__DATA PROVIDED__.
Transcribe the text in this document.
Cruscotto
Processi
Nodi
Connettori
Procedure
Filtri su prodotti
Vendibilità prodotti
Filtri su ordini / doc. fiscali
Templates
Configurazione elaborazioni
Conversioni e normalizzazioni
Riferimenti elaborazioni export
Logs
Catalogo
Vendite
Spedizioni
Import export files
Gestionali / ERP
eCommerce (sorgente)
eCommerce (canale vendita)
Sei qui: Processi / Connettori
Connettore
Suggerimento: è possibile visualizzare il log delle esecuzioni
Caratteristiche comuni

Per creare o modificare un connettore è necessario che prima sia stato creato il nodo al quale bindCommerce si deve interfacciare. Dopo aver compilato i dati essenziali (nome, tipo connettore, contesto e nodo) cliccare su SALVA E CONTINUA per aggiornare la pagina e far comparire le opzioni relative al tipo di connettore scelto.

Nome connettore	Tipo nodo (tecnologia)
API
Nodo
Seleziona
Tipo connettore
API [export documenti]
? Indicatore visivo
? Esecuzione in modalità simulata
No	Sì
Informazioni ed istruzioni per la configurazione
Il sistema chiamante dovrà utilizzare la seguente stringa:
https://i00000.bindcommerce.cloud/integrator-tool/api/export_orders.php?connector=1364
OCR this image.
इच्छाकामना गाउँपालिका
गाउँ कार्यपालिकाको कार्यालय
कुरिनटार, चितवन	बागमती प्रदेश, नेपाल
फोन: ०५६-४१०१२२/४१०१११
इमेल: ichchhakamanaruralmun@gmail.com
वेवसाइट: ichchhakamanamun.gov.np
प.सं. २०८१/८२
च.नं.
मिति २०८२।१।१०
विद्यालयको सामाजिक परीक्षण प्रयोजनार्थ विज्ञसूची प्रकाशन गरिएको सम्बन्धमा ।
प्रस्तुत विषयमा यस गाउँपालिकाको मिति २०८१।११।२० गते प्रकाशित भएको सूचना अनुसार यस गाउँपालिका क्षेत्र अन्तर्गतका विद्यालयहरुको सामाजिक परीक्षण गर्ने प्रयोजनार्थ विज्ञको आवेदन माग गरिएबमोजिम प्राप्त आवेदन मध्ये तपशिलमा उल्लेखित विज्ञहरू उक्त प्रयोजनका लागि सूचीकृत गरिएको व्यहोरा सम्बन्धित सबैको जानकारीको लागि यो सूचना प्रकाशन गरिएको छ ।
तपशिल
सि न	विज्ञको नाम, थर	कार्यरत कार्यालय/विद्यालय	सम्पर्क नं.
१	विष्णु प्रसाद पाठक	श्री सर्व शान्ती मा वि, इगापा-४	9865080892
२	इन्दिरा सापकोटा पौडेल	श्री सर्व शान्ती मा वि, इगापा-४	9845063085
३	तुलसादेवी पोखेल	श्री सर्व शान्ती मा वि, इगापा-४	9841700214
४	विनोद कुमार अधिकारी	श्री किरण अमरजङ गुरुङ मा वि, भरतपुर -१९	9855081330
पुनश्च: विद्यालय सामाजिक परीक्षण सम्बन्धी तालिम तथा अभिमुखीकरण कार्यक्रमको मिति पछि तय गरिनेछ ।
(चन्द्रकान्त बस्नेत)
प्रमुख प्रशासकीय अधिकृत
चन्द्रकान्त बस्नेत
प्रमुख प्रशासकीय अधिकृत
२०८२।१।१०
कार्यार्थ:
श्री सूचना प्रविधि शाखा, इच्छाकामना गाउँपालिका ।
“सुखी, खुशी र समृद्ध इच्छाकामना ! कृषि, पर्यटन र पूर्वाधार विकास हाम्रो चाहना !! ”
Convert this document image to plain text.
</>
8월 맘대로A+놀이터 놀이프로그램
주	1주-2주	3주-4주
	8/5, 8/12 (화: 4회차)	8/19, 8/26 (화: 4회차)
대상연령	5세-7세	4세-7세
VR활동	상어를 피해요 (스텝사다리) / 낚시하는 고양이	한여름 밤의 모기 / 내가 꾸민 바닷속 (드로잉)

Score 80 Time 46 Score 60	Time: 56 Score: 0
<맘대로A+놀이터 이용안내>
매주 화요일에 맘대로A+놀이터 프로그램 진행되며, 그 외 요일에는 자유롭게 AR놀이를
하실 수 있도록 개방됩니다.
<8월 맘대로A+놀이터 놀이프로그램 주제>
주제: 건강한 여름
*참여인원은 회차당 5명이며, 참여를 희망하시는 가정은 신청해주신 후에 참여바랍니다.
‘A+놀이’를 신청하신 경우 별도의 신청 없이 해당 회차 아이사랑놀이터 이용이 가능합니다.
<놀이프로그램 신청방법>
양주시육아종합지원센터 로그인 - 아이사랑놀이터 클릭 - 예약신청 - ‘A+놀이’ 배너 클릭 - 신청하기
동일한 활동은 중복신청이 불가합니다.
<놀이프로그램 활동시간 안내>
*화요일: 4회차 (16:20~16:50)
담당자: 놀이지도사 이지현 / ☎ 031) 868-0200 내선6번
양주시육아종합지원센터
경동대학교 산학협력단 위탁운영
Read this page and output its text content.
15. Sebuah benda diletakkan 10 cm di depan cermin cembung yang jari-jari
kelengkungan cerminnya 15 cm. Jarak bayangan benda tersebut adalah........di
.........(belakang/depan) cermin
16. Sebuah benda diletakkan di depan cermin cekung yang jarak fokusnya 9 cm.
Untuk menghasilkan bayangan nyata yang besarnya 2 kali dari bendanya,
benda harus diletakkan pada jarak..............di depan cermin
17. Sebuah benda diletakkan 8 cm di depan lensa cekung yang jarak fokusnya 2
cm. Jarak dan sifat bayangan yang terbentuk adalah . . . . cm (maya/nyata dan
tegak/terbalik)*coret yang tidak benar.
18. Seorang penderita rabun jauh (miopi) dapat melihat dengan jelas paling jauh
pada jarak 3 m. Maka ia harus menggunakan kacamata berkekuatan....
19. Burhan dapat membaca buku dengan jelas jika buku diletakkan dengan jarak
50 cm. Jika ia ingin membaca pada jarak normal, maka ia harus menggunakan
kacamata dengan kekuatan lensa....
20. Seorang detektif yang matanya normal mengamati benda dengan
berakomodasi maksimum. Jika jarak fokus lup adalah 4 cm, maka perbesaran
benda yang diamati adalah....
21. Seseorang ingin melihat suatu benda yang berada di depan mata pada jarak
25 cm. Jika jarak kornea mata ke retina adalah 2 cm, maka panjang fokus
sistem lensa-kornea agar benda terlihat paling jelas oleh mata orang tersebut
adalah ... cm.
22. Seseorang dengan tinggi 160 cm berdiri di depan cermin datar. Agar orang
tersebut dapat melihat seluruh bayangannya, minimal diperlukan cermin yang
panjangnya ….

__EXERCISE__. Gather all lines from the listing above in which "eCommerce" occurs.

__SOLUTION TO THIS PROBLEM__.
eCommerce (sorgente)
eCommerce (canale vendita)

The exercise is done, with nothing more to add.